Your goal → Return the records in full, exactly as given.

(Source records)
· · · · · · ·

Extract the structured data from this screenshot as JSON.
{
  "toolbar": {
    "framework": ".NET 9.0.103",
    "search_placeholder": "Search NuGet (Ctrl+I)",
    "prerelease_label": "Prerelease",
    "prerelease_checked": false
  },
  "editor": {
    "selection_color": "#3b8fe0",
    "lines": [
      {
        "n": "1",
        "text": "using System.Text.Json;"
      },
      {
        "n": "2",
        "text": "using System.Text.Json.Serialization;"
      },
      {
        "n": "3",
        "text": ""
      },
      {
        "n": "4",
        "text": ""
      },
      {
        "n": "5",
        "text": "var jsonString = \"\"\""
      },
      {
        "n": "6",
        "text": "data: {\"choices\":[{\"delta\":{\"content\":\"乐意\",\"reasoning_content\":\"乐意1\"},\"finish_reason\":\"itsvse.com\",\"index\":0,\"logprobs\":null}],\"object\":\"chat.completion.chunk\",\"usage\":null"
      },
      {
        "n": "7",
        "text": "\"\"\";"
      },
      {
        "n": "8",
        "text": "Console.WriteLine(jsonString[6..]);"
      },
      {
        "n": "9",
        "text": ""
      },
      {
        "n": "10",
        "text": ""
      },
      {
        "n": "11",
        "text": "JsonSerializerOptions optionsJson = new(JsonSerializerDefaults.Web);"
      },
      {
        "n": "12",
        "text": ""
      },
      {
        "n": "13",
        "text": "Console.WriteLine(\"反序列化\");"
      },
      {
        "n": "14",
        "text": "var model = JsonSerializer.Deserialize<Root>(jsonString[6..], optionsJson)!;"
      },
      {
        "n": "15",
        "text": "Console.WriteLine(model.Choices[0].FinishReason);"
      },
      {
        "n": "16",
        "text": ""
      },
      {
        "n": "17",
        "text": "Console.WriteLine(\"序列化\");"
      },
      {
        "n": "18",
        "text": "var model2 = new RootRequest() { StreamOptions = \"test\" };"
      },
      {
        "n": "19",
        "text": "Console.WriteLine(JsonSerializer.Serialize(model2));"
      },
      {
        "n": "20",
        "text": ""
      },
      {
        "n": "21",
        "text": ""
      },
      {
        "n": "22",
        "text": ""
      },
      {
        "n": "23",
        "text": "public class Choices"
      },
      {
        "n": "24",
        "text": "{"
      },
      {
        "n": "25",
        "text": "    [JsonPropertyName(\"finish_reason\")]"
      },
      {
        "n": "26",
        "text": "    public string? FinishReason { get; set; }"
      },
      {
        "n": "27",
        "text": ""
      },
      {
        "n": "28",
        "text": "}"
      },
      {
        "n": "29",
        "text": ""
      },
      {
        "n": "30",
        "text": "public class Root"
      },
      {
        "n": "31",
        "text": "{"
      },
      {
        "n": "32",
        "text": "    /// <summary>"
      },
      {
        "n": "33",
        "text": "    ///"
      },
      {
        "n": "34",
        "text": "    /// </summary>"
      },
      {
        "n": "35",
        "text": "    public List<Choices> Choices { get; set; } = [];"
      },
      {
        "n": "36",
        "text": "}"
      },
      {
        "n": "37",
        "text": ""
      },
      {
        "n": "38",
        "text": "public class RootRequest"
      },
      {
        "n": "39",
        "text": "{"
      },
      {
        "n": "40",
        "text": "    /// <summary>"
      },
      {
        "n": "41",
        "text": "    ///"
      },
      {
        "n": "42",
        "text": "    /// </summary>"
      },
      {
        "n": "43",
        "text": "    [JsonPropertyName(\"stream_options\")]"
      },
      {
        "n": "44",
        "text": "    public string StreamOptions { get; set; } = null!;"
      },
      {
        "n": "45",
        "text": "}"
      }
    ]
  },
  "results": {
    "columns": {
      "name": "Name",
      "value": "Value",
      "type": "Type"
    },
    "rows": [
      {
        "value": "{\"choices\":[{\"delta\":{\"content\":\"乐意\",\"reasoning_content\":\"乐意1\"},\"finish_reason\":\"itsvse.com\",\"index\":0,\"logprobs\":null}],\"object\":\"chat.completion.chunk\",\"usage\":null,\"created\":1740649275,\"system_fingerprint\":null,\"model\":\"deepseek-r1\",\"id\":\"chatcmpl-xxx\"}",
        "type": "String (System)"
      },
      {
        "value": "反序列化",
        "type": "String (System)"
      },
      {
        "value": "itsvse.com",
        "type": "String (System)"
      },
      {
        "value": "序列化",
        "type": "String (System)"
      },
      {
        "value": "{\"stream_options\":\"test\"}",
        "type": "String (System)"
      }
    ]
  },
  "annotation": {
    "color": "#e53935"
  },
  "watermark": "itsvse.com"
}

· · · · · · ·

Solution for this problem →
Extract the structured data from this screenshot as JSON.
{
  "toolbar": {
    "framework": ".NET 9.0.103",
    "search_placeholder": "Search NuGet (Ctrl+I)",
    "prerelease_label": "Prerelease",
    "prerelease_checked": false
  },
  "editor": {
    "selection_color": "#3b8fe0",
    "lines": [
      {
        "n": "1",
        "text": "using System.Text.Json;"
      },
      {
        "n": "2",
        "text": "using System.Text.Json.Serialization;"
      },
      {
        "n": "3",
        "text": ""
      },
      {
        "n": "4",
        "text": ""
      },
      {
        "n": "5",
        "text": "var jsonString = \"\"\""
      },
      {
        "n": "6",
        "text": "data: {\"choices\":[{\"delta\":{\"content\":\"乐意\",\"reasoning_content\":\"乐意1\"},\"finish_reason\":\"itsvse.com\",\"index\":0,\"logprobs\":null}],\"object\":\"chat.completion.chunk\",\"usage\":null"
      },
      {
        "n": "7",
        "text": "\"\"\";"
      },
      {
        "n": "8",
        "text": "Console.WriteLine(jsonString[6..]);"
      },
      {
        "n": "9",
        "text": ""
      },
      {
        "n": "10",
        "text": ""
      },
      {
        "n": "11",
        "text": "JsonSerializerOptions optionsJson = new(JsonSerializerDefaults.Web);"
      },
      {
        "n": "12",
        "text": ""
      },
      {
        "n": "13",
        "text": "Console.WriteLine(\"反序列化\");"
      },
      {
        "n": "14",
        "text": "var model = JsonSerializer.Deserialize<Root>(jsonString[6..], optionsJson)!;"
      },
      {
        "n": "15",
        "text": "Console.WriteLine(model.Choices[0].FinishReason);"
      },
      {
        "n": "16",
        "text": ""
      },
      {
        "n": "17",
        "text": "Console.WriteLine(\"序列化\");"
      },
      {
        "n": "18",
        "text": "var model2 = new RootRequest() { StreamOptions = \"test\" };"
      },
      {
        "n": "19",
        "text": "Console.WriteLine(JsonSerializer.Serialize(model2));"
      },
      {
        "n": "20",
        "text": ""
      },
      {
        "n": "21",
        "text": ""
      },
      {
        "n": "22",
        "text": ""
      },
      {
        "n": "23",
        "text": "public class Choices"
      },
      {
        "n": "24",
        "text": "{"
      },
      {
        "n": "25",
        "text": "    [JsonPropertyName(\"finish_reason\")]"
      },
      {
        "n": "26",
        "text": "    public string? FinishReason { get; set; }"
      },
      {
        "n": "27",
        "text": ""
      },
      {
        "n": "28",
        "text": "}"
      },
      {
        "n": "29",
        "text": ""
      },
      {
        "n": "30",
        "text": "public class Root"
      },
      {
        "n": "31",
        "text": "{"
      },
      {
        "n": "32",
        "text": "    /// <summary>"
      },
      {
        "n": "33",
        "text": "    ///"
      },
      {
        "n": "34",
        "text": "    /// </summary>"
      },
      {
        "n": "35",
        "text": "    public List<Choices> Choices { get; set; } = [];"
      },
      {
        "n": "36",
        "text": "}"
      },
      {
        "n": "37",
        "text": ""
      },
      {
        "n": "38",
        "text": "public class RootRequest"
      },
      {
        "n": "39",
        "text": "{"
      },
      {
        "n": "40",
        "text": "    /// <summary>"
      },
      {
        "n": "41",
        "text": "    ///"
      },
      {
        "n": "42",
        "text": "    /// </summary>"
      },
      {
        "n": "43",
        "text": "    [JsonPropertyName(\"stream_options\")]"
      },
      {
        "n": "44",
        "text": "    public string StreamOptions { get; set; } = null!;"
      },
      {
        "n": "45",
        "text": "}"
      }
    ]
  },
  "results": {
    "columns": {
      "name": "Name",
      "value": "Value",
      "type": "Type"
    },
    "rows": [
      {
        "value": "{\"choices\":[{\"delta\":{\"content\":\"乐意\",\"reasoning_content\":\"乐意1\"},\"finish_reason\":\"itsvse.com\",\"index\":0,\"logprobs\":null}],\"object\":\"chat.completion.chunk\",\"usage\":null,\"created\":1740649275,\"system_fingerprint\":null,\"model\":\"deepseek-r1\",\"id\":\"chatcmpl-xxx\"}",
        "type": "String (System)"
      },
      {
        "value": "反序列化",
        "type": "String (System)"
      },
      {
        "value": "itsvse.com",
        "type": "String (System)"
      },
      {
        "value": "序列化",
        "type": "String (System)"
      },
      {
        "value": "{\"stream_options\":\"test\"}",
        "type": "String (System)"
      }
    ]
  },
  "annotation": {
    "color": "#e53935"
  },
  "watermark": "itsvse.com"
}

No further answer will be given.